| WHAT TO DO |
Across the material below, how many lines contain the word "safetensors"? Give only the number.

| TASK INPUT |
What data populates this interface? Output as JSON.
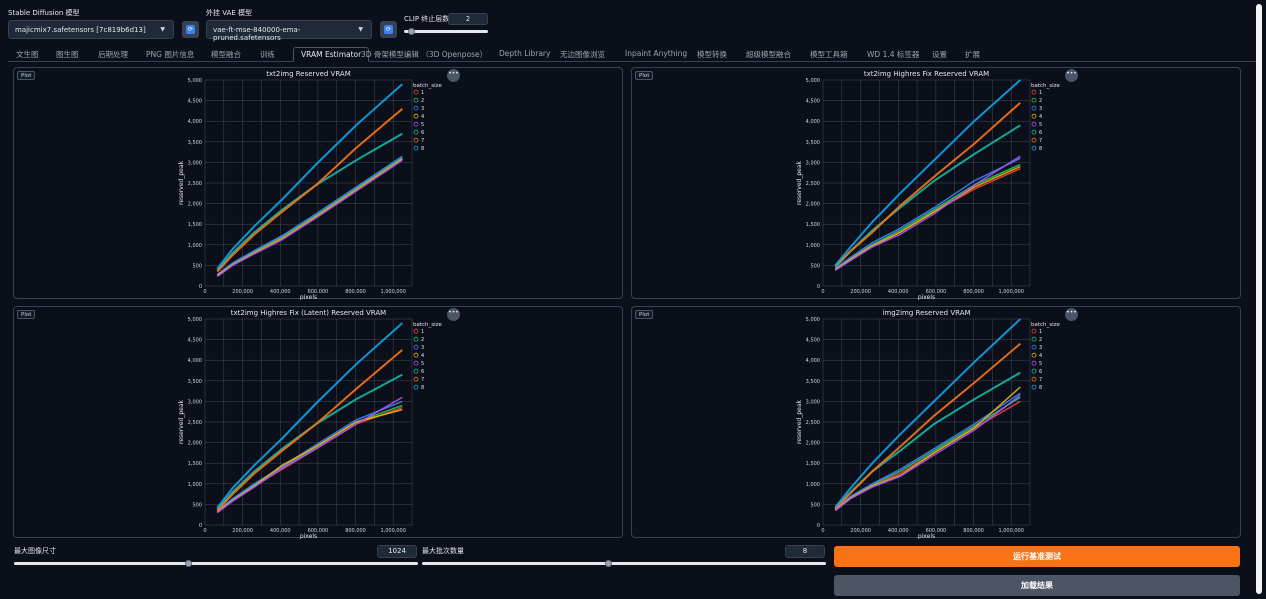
{
  "header": {
    "sd_model_label": "Stable Diffusion 模型",
    "sd_model_value": "majicmix7.safetensors [7c819b6d13]",
    "vae_label": "外挂 VAE 模型",
    "vae_value": "vae-ft-mse-840000-ema-pruned.safetensors",
    "clip_label": "CLIP 终止层数",
    "clip_value": "2",
    "refresh_icon": "refresh-icon"
  },
  "tabs": [
    "文生图",
    "图生图",
    "后期处理",
    "PNG 图片信息",
    "模型融合",
    "训练",
    "VRAM Estimator",
    "3D 骨架模型编辑 （3D Openpose）",
    "Depth Library",
    "无边图像浏览",
    "Inpaint Anything",
    "模型转换",
    "超级模型融合",
    "模型工具箱",
    "WD 1.4 标签器",
    "设置",
    "扩展"
  ],
  "active_tab": "VRAM Estimator",
  "plot_badge": "Plot",
  "more_icon": "ellipsis-icon",
  "legend_title": "batch_size",
  "series_colors": [
    "#ef4444",
    "#22c55e",
    "#3b82f6",
    "#eab308",
    "#a855f7",
    "#14b8a6",
    "#f97316",
    "#0ea5e9"
  ],
  "chart_data": [
    {
      "type": "line",
      "title": "txt2img Reserved VRAM",
      "xlabel": "pixels",
      "ylabel": "reserved_peak",
      "xlim": [
        0,
        1100000
      ],
      "ylim": [
        0,
        5000
      ],
      "xticks": [
        "0",
        "200,000",
        "400,000",
        "600,000",
        "800,000",
        "1,000,000"
      ],
      "yticks": [
        "0",
        "500",
        "1,000",
        "1,500",
        "2,000",
        "2,500",
        "3,000",
        "3,500",
        "4,000",
        "4,500",
        "5,000"
      ],
      "x": [
        65536,
        147456,
        262144,
        409600,
        589824,
        802816,
        1048576
      ],
      "series": [
        {
          "name": "1",
          "values": [
            240,
            520,
            820,
            1180,
            1700,
            2350,
            3100
          ]
        },
        {
          "name": "2",
          "values": [
            260,
            540,
            840,
            1200,
            1720,
            2370,
            3120
          ]
        },
        {
          "name": "3",
          "values": [
            280,
            560,
            860,
            1220,
            1750,
            2400,
            3150
          ]
        },
        {
          "name": "4",
          "values": [
            260,
            520,
            800,
            1150,
            1680,
            2330,
            3080
          ]
        },
        {
          "name": "5",
          "values": [
            230,
            500,
            780,
            1120,
            1650,
            2300,
            3050
          ]
        },
        {
          "name": "6",
          "values": [
            380,
            800,
            1300,
            1850,
            2450,
            3050,
            3700
          ]
        },
        {
          "name": "7",
          "values": [
            350,
            750,
            1250,
            1800,
            2450,
            3350,
            4300
          ]
        },
        {
          "name": "8",
          "values": [
            420,
            900,
            1450,
            2100,
            2950,
            3900,
            4900
          ]
        }
      ]
    },
    {
      "type": "line",
      "title": "txt2img Highres Fix Reserved VRAM",
      "xlabel": "pixels",
      "ylabel": "reserved_peak",
      "xlim": [
        0,
        1100000
      ],
      "ylim": [
        0,
        5000
      ],
      "xticks": [
        "0",
        "200,000",
        "400,000",
        "600,000",
        "800,000",
        "1,000,000"
      ],
      "yticks": [
        "0",
        "500",
        "1,000",
        "1,500",
        "2,000",
        "2,500",
        "3,000",
        "3,500",
        "4,000",
        "4,500",
        "5,000"
      ],
      "x": [
        65536,
        147456,
        262144,
        409600,
        589824,
        802816,
        1048576
      ],
      "series": [
        {
          "name": "1",
          "values": [
            380,
            650,
            950,
            1300,
            1800,
            2350,
            2850
          ]
        },
        {
          "name": "2",
          "values": [
            400,
            680,
            1000,
            1350,
            1850,
            2450,
            2950
          ]
        },
        {
          "name": "3",
          "values": [
            420,
            700,
            1050,
            1400,
            1900,
            2550,
            3100
          ]
        },
        {
          "name": "4",
          "values": [
            400,
            650,
            980,
            1300,
            1800,
            2400,
            2900
          ]
        },
        {
          "name": "5",
          "values": [
            380,
            620,
            950,
            1250,
            1750,
            2450,
            3150
          ]
        },
        {
          "name": "6",
          "values": [
            450,
            850,
            1350,
            1900,
            2550,
            3200,
            3900
          ]
        },
        {
          "name": "7",
          "values": [
            480,
            850,
            1300,
            1950,
            2650,
            3450,
            4450
          ]
        },
        {
          "name": "8",
          "values": [
            500,
            950,
            1550,
            2250,
            3050,
            4000,
            5000
          ]
        }
      ]
    },
    {
      "type": "line",
      "title": "txt2img Highres Fix (Latent) Reserved VRAM",
      "xlabel": "pixels",
      "ylabel": "reserved_peak",
      "xlim": [
        0,
        1100000
      ],
      "ylim": [
        0,
        5000
      ],
      "xticks": [
        "0",
        "200,000",
        "400,000",
        "600,000",
        "800,000",
        "1,000,000"
      ],
      "yticks": [
        "0",
        "500",
        "1,000",
        "1,500",
        "2,000",
        "2,500",
        "3,000",
        "3,500",
        "4,000",
        "4,500",
        "5,000"
      ],
      "x": [
        65536,
        147456,
        262144,
        409600,
        589824,
        802816,
        1048576
      ],
      "series": [
        {
          "name": "1",
          "values": [
            300,
            600,
            950,
            1350,
            1850,
            2450,
            2850
          ]
        },
        {
          "name": "2",
          "values": [
            320,
            620,
            980,
            1400,
            1900,
            2500,
            2900
          ]
        },
        {
          "name": "3",
          "values": [
            340,
            640,
            1000,
            1420,
            1950,
            2550,
            3000
          ]
        },
        {
          "name": "4",
          "values": [
            320,
            600,
            950,
            1450,
            1900,
            2500,
            2800
          ]
        },
        {
          "name": "5",
          "values": [
            300,
            580,
            920,
            1380,
            1850,
            2450,
            3100
          ]
        },
        {
          "name": "6",
          "values": [
            380,
            800,
            1300,
            1850,
            2450,
            3050,
            3650
          ]
        },
        {
          "name": "7",
          "values": [
            350,
            750,
            1250,
            1800,
            2450,
            3300,
            4250
          ]
        },
        {
          "name": "8",
          "values": [
            420,
            900,
            1450,
            2100,
            2950,
            3900,
            4900
          ]
        }
      ]
    },
    {
      "type": "line",
      "title": "img2img Reserved VRAM",
      "xlabel": "pixels",
      "ylabel": "reserved_peak",
      "xlim": [
        0,
        1100000
      ],
      "ylim": [
        0,
        5000
      ],
      "xticks": [
        "0",
        "200,000",
        "400,000",
        "600,000",
        "800,000",
        "1,000,000"
      ],
      "yticks": [
        "0",
        "500",
        "1,000",
        "1,500",
        "2,000",
        "2,500",
        "3,000",
        "3,500",
        "4,000",
        "4,500",
        "5,000"
      ],
      "x": [
        65536,
        147456,
        262144,
        409600,
        589824,
        802816,
        1048576
      ],
      "series": [
        {
          "name": "1",
          "values": [
            350,
            650,
            950,
            1250,
            1750,
            2350,
            3000
          ]
        },
        {
          "name": "2",
          "values": [
            370,
            680,
            980,
            1300,
            1800,
            2400,
            3100
          ]
        },
        {
          "name": "3",
          "values": [
            390,
            700,
            1000,
            1350,
            1850,
            2450,
            3200
          ]
        },
        {
          "name": "4",
          "values": [
            370,
            660,
            950,
            1200,
            1750,
            2350,
            3350
          ]
        },
        {
          "name": "5",
          "values": [
            350,
            640,
            920,
            1180,
            1700,
            2300,
            3150
          ]
        },
        {
          "name": "6",
          "values": [
            420,
            800,
            1300,
            1800,
            2450,
            3050,
            3700
          ]
        },
        {
          "name": "7",
          "values": [
            400,
            780,
            1300,
            1900,
            2650,
            3450,
            4400
          ]
        },
        {
          "name": "8",
          "values": [
            430,
            900,
            1500,
            2200,
            3000,
            3950,
            5000
          ]
        }
      ]
    }
  ],
  "bottom": {
    "max_size_label": "最大图像尺寸",
    "max_size_value": "1024",
    "max_size_fraction": 0.43,
    "max_batch_label": "最大批次数量",
    "max_batch_value": "8",
    "max_batch_fraction": 0.46,
    "run_label": "运行基准测试",
    "load_label": "加载结果",
    "run_color": "#f97316",
    "load_color": "#4b5563"
  }
}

| CORRECT RESPONSE |
2